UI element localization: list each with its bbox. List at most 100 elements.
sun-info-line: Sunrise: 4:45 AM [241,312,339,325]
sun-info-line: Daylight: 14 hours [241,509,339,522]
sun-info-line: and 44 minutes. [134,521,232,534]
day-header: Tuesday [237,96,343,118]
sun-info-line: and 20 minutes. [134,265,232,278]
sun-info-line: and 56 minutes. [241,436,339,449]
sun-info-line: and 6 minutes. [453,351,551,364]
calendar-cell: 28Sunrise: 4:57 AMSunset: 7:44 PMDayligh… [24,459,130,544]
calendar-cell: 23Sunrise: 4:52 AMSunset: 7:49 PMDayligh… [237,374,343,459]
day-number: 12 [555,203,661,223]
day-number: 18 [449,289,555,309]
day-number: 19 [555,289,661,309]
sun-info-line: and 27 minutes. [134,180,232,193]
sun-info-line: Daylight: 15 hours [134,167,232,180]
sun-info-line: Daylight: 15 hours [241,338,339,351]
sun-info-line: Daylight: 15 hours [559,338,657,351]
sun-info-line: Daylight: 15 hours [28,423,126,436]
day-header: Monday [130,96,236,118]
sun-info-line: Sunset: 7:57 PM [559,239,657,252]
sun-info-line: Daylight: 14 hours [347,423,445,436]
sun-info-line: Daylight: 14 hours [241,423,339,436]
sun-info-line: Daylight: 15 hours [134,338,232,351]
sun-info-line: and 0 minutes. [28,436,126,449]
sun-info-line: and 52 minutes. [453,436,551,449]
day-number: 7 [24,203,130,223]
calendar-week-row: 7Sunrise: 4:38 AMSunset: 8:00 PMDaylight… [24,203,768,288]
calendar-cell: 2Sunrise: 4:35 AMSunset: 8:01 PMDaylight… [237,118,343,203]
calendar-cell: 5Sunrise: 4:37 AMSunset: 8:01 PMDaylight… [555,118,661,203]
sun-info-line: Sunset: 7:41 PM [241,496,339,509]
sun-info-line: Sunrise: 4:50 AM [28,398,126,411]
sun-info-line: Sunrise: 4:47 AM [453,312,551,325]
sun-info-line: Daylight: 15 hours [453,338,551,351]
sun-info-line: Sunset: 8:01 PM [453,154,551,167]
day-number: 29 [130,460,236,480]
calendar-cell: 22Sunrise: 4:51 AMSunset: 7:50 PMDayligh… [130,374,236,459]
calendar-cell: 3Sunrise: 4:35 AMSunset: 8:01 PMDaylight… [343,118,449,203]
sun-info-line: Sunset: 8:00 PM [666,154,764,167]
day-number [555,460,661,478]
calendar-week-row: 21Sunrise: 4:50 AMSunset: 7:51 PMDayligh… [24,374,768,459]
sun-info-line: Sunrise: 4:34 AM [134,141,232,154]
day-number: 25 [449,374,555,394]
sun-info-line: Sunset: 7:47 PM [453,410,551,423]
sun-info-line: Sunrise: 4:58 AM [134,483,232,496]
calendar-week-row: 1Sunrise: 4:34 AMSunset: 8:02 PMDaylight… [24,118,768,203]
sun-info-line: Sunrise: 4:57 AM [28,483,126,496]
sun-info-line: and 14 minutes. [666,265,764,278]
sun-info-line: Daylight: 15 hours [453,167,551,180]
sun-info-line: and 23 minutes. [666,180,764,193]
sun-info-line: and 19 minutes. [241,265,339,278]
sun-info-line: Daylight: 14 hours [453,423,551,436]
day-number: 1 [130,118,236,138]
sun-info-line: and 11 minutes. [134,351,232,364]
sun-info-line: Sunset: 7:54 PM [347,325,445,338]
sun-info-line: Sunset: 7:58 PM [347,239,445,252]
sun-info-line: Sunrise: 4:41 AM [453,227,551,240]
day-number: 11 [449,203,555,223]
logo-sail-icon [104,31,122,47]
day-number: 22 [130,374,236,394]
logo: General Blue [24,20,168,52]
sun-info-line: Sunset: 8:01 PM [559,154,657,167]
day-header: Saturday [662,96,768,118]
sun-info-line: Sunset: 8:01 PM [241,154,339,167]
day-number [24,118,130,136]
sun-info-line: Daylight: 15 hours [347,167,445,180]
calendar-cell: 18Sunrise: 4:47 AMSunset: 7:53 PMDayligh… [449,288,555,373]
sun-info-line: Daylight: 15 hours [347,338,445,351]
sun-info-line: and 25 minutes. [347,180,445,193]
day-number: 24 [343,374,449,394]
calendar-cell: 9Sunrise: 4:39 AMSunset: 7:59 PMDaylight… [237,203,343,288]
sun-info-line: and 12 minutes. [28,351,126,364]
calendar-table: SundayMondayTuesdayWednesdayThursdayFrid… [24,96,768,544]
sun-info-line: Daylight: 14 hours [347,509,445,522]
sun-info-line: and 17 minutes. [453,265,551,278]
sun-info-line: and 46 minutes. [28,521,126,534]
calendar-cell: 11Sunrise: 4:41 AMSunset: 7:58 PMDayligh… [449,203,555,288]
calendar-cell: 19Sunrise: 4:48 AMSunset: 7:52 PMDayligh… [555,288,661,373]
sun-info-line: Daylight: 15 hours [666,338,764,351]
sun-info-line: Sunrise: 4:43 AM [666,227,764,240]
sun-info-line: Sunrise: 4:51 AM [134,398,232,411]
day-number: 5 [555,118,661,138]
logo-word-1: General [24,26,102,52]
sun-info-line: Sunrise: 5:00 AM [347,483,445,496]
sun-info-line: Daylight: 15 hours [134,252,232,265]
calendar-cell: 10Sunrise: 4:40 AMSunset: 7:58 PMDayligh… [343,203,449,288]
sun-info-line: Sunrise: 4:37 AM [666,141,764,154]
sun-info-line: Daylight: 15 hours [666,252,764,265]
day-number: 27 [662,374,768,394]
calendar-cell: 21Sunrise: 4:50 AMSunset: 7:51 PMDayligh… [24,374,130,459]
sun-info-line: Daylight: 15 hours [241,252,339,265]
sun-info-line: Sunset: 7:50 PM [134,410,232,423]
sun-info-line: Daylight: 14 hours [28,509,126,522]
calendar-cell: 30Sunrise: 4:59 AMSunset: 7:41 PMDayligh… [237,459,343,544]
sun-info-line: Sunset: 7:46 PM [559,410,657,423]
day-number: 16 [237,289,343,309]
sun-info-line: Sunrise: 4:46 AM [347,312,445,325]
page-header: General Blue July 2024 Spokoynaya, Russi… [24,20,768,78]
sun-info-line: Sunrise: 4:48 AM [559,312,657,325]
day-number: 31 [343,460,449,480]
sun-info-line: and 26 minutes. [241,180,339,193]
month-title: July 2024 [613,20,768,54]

-- Task statement --
Rewrite all the records above with every "calendar-cell" changed to "day-cell" and everything else left as it is.

-- Answer to this problem --
UI element localization: list each with its bbox. List at most 100 elements.
sun-info-line: Sunrise: 4:45 AM [241,312,339,325]
sun-info-line: Daylight: 14 hours [241,509,339,522]
sun-info-line: and 44 minutes. [134,521,232,534]
day-header: Tuesday [237,96,343,118]
sun-info-line: and 20 minutes. [134,265,232,278]
sun-info-line: and 56 minutes. [241,436,339,449]
sun-info-line: and 6 minutes. [453,351,551,364]
day-cell: 28Sunrise: 4:57 AMSunset: 7:44 PMDayligh… [24,459,130,544]
day-cell: 23Sunrise: 4:52 AMSunset: 7:49 PMDayligh… [237,374,343,459]
day-number: 12 [555,203,661,223]
day-number: 18 [449,289,555,309]
day-number: 19 [555,289,661,309]
sun-info-line: and 27 minutes. [134,180,232,193]
sun-info-line: Daylight: 15 hours [134,167,232,180]
sun-info-line: Daylight: 15 hours [241,338,339,351]
sun-info-line: Daylight: 15 hours [559,338,657,351]
sun-info-line: Daylight: 15 hours [28,423,126,436]
day-header: Monday [130,96,236,118]
sun-info-line: Sunset: 7:57 PM [559,239,657,252]
sun-info-line: Daylight: 14 hours [347,423,445,436]
sun-info-line: Daylight: 14 hours [241,423,339,436]
sun-info-line: Daylight: 15 hours [134,338,232,351]
sun-info-line: and 0 minutes. [28,436,126,449]
sun-info-line: and 52 minutes. [453,436,551,449]
day-number: 7 [24,203,130,223]
calendar-week-row: 7Sunrise: 4:38 AMSunset: 8:00 PMDaylight… [24,203,768,288]
day-cell: 2Sunrise: 4:35 AMSunset: 8:01 PMDaylight… [237,118,343,203]
day-cell: 5Sunrise: 4:37 AMSunset: 8:01 PMDaylight… [555,118,661,203]
sun-info-line: Sunset: 7:41 PM [241,496,339,509]
sun-info-line: Sunrise: 4:50 AM [28,398,126,411]
sun-info-line: Sunrise: 4:47 AM [453,312,551,325]
sun-info-line: Daylight: 15 hours [453,338,551,351]
sun-info-line: Sunset: 8:01 PM [453,154,551,167]
day-number: 29 [130,460,236,480]
day-cell: 22Sunrise: 4:51 AMSunset: 7:50 PMDayligh… [130,374,236,459]
day-cell: 3Sunrise: 4:35 AMSunset: 8:01 PMDaylight… [343,118,449,203]
sun-info-line: Sunset: 8:00 PM [666,154,764,167]
day-number [555,460,661,478]
calendar-week-row: 21Sunrise: 4:50 AMSunset: 7:51 PMDayligh… [24,374,768,459]
sun-info-line: Sunrise: 4:34 AM [134,141,232,154]
day-number: 25 [449,374,555,394]
sun-info-line: Sunset: 7:47 PM [453,410,551,423]
sun-info-line: Sunrise: 4:58 AM [134,483,232,496]
calendar-week-row: 1Sunrise: 4:34 AMSunset: 8:02 PMDaylight… [24,118,768,203]
sun-info-line: Sunrise: 4:57 AM [28,483,126,496]
sun-info-line: and 14 minutes. [666,265,764,278]
sun-info-line: Daylight: 15 hours [453,167,551,180]
sun-info-line: and 23 minutes. [666,180,764,193]
sun-info-line: and 19 minutes. [241,265,339,278]
sun-info-line: Daylight: 14 hours [453,423,551,436]
day-number: 1 [130,118,236,138]
sun-info-line: and 11 minutes. [134,351,232,364]
sun-info-line: Sunset: 7:54 PM [347,325,445,338]
sun-info-line: Sunset: 7:58 PM [347,239,445,252]
sun-info-line: Sunrise: 4:41 AM [453,227,551,240]
day-number: 11 [449,203,555,223]
logo-sail-icon [104,31,122,47]
day-number: 22 [130,374,236,394]
logo: General Blue [24,20,168,52]
sun-info-line: Sunset: 8:01 PM [559,154,657,167]
day-header: Saturday [662,96,768,118]
sun-info-line: Sunset: 8:01 PM [241,154,339,167]
day-number [24,118,130,136]
sun-info-line: Daylight: 15 hours [347,167,445,180]
day-cell: 18Sunrise: 4:47 AMSunset: 7:53 PMDayligh… [449,288,555,373]
sun-info-line: Daylight: 15 hours [347,338,445,351]
sun-info-line: and 25 minutes. [347,180,445,193]
day-number: 24 [343,374,449,394]
day-cell: 9Sunrise: 4:39 AMSunset: 7:59 PMDaylight… [237,203,343,288]
sun-info-line: and 12 minutes. [28,351,126,364]
calendar-table: SundayMondayTuesdayWednesdayThursdayFrid… [24,96,768,544]
sun-info-line: Daylight: 14 hours [347,509,445,522]
sun-info-line: and 17 minutes. [453,265,551,278]
sun-info-line: and 46 minutes. [28,521,126,534]
day-cell: 11Sunrise: 4:41 AMSunset: 7:58 PMDayligh… [449,203,555,288]
day-cell: 19Sunrise: 4:48 AMSunset: 7:52 PMDayligh… [555,288,661,373]
sun-info-line: Daylight: 15 hours [666,338,764,351]
sun-info-line: Sunrise: 4:43 AM [666,227,764,240]
sun-info-line: Sunrise: 4:51 AM [134,398,232,411]
day-number: 5 [555,118,661,138]
logo-word-1: General [24,26,102,52]
sun-info-line: Sunrise: 5:00 AM [347,483,445,496]
sun-info-line: Daylight: 15 hours [134,252,232,265]
day-cell: 10Sunrise: 4:40 AMSunset: 7:58 PMDayligh… [343,203,449,288]
sun-info-line: Sunrise: 4:37 AM [666,141,764,154]
sun-info-line: Daylight: 15 hours [666,252,764,265]
day-number: 27 [662,374,768,394]
day-cell: 21Sunrise: 4:50 AMSunset: 7:51 PMDayligh… [24,374,130,459]
sun-info-line: Daylight: 15 hours [241,252,339,265]
sun-info-line: Sunset: 7:50 PM [134,410,232,423]
sun-info-line: Daylight: 14 hours [28,509,126,522]
day-cell: 30Sunrise: 4:59 AMSunset: 7:41 PMDayligh… [237,459,343,544]
sun-info-line: Sunset: 7:46 PM [559,410,657,423]
day-number: 16 [237,289,343,309]
sun-info-line: Sunrise: 4:46 AM [347,312,445,325]
page-header: General Blue July 2024 Spokoynaya, Russi… [24,20,768,78]
sun-info-line: Sunrise: 4:48 AM [559,312,657,325]
day-number: 31 [343,460,449,480]
sun-info-line: and 26 minutes. [241,180,339,193]
month-title: July 2024 [613,20,768,54]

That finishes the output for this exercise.